Return the records exactly as they are.
## Start
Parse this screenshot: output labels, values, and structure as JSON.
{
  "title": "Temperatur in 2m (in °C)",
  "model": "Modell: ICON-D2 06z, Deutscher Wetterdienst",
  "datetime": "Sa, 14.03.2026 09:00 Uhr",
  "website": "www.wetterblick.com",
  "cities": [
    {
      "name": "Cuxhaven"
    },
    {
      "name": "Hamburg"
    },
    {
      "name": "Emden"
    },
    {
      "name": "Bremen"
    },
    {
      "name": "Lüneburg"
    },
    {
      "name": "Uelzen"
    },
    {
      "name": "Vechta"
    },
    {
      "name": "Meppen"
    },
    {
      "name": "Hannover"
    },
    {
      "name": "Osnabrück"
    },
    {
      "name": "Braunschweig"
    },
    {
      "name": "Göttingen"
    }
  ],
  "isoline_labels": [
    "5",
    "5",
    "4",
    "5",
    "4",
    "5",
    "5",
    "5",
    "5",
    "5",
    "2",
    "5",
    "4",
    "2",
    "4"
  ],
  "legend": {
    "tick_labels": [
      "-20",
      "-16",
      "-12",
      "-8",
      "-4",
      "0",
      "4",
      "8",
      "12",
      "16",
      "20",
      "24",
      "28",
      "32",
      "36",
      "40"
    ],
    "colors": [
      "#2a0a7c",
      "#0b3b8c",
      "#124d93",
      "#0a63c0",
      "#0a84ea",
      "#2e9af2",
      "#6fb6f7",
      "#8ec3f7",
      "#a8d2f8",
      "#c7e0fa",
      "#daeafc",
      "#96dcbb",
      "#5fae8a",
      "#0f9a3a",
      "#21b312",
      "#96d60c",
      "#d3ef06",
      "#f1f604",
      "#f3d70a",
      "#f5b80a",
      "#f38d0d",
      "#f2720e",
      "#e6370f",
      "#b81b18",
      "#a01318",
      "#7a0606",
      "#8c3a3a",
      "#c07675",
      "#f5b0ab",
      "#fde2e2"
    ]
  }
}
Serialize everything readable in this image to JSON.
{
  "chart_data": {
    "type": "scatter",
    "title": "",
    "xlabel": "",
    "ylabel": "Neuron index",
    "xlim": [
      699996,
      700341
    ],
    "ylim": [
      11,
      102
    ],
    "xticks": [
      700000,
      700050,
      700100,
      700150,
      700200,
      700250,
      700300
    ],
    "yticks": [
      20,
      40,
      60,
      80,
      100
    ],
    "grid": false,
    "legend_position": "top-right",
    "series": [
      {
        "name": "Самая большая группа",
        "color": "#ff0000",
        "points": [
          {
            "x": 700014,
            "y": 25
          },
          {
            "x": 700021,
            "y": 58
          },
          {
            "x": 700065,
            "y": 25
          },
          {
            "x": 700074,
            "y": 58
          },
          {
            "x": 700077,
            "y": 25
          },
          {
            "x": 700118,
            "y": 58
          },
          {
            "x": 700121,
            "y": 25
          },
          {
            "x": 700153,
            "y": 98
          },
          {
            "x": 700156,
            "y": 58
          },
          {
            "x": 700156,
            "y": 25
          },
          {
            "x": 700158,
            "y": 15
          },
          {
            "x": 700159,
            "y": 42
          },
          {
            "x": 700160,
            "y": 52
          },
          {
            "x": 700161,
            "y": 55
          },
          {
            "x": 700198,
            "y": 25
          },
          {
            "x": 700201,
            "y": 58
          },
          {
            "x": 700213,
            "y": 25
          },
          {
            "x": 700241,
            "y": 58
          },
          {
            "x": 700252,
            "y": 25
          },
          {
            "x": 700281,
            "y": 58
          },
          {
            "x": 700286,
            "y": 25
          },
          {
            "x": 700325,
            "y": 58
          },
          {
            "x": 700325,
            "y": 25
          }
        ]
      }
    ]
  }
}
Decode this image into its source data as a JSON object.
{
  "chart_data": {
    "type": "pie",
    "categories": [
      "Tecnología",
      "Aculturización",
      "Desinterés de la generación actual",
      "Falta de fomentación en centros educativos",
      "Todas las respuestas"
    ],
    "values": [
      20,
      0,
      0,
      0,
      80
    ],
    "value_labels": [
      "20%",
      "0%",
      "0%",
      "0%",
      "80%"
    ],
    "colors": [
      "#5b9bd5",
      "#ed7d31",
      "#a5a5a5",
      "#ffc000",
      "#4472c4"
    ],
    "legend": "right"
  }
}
## End
**Exercise solution:**
Parse this screenshot: output labels, values, and structure as JSON.
{
  "title": "Temperatur in 2m (in °C)",
  "model": "Modell: ICON-D2 06z, Deutscher Wetterdienst",
  "datetime": "Sa, 14.03.2026 09:00 Uhr",
  "website": "www.wetterblick.com",
  "cities": [
    {
      "name": "Cuxhaven"
    },
    {
      "name": "Hamburg"
    },
    {
      "name": "Emden"
    },
    {
      "name": "Bremen"
    },
    {
      "name": "Lüneburg"
    },
    {
      "name": "Uelzen"
    },
    {
      "name": "Vechta"
    },
    {
      "name": "Meppen"
    },
    {
      "name": "Hannover"
    },
    {
      "name": "Osnabrück"
    },
    {
      "name": "Braunschweig"
    },
    {
      "name": "Göttingen"
    }
  ],
  "isoline_labels": [
    "5",
    "5",
    "4",
    "5",
    "4",
    "5",
    "5",
    "5",
    "5",
    "5",
    "2",
    "5",
    "4",
    "2",
    "4"
  ],
  "legend": {
    "tick_labels": [
      "-20",
      "-16",
      "-12",
      "-8",
      "-4",
      "0",
      "4",
      "8",
      "12",
      "16",
      "20",
      "24",
      "28",
      "32",
      "36",
      "40"
    ],
    "colors": [
      "#2a0a7c",
      "#0b3b8c",
      "#124d93",
      "#0a63c0",
      "#0a84ea",
      "#2e9af2",
      "#6fb6f7",
      "#8ec3f7",
      "#a8d2f8",
      "#c7e0fa",
      "#daeafc",
      "#96dcbb",
      "#5fae8a",
      "#0f9a3a",
      "#21b312",
      "#96d60c",
      "#d3ef06",
      "#f1f604",
      "#f3d70a",
      "#f5b80a",
      "#f38d0d",
      "#f2720e",
      "#e6370f",
      "#b81b18",
      "#a01318",
      "#7a0606",
      "#8c3a3a",
      "#c07675",
      "#f5b0ab",
      "#fde2e2"
    ]
  }
}
Serialize everything readable in this image to JSON.
{
  "chart_data": {
    "type": "scatter",
    "title": "",
    "xlabel": "",
    "ylabel": "Neuron index",
    "xlim": [
      699996,
      700341
    ],
    "ylim": [
      11,
      102
    ],
    "xticks": [
      700000,
      700050,
      700100,
      700150,
      700200,
      700250,
      700300
    ],
    "yticks": [
      20,
      40,
      60,
      80,
      100
    ],
    "grid": false,
    "legend_position": "top-right",
    "series": [
      {
        "name": "Самая большая группа",
        "color": "#ff0000",
        "points": [
          {
            "x": 700014,
            "y": 25
          },
          {
            "x": 700021,
            "y": 58
          },
          {
            "x": 700065,
            "y": 25
          },
          {
            "x": 700074,
            "y": 58
          },
          {
            "x": 700077,
            "y": 25
          },
          {
            "x": 700118,
            "y": 58
          },
          {
            "x": 700121,
            "y": 25
          },
          {
            "x": 700153,
            "y": 98
          },
          {
            "x": 700156,
            "y": 58
          },
          {
            "x": 700156,
            "y": 25
          },
          {
            "x": 700158,
            "y": 15
          },
          {
            "x": 700159,
            "y": 42
          },
          {
            "x": 700160,
            "y": 52
          },
          {
            "x": 700161,
            "y": 55
          },
          {
            "x": 700198,
            "y": 25
          },
          {
            "x": 700201,
            "y": 58
          },
          {
            "x": 700213,
            "y": 25
          },
          {
            "x": 700241,
            "y": 58
          },
          {
            "x": 700252,
            "y": 25
          },
          {
            "x": 700281,
            "y": 58
          },
          {
            "x": 700286,
            "y": 25
          },
          {
            "x": 700325,
            "y": 58
          },
          {
            "x": 700325,
            "y": 25
          }
        ]
      }
    ]
  }
}
Decode this image into its source data as a JSON object.
{
  "chart_data": {
    "type": "pie",
    "categories": [
      "Tecnología",
      "Aculturización",
      "Desinterés de la generación actual",
      "Falta de fomentación en centros educativos",
      "Todas las respuestas"
    ],
    "values": [
      20,
      0,
      0,
      0,
      80
    ],
    "value_labels": [
      "20%",
      "0%",
      "0%",
      "0%",
      "80%"
    ],
    "colors": [
      "#5b9bd5",
      "#ed7d31",
      "#a5a5a5",
      "#ffc000",
      "#4472c4"
    ],
    "legend": "right"
  }
}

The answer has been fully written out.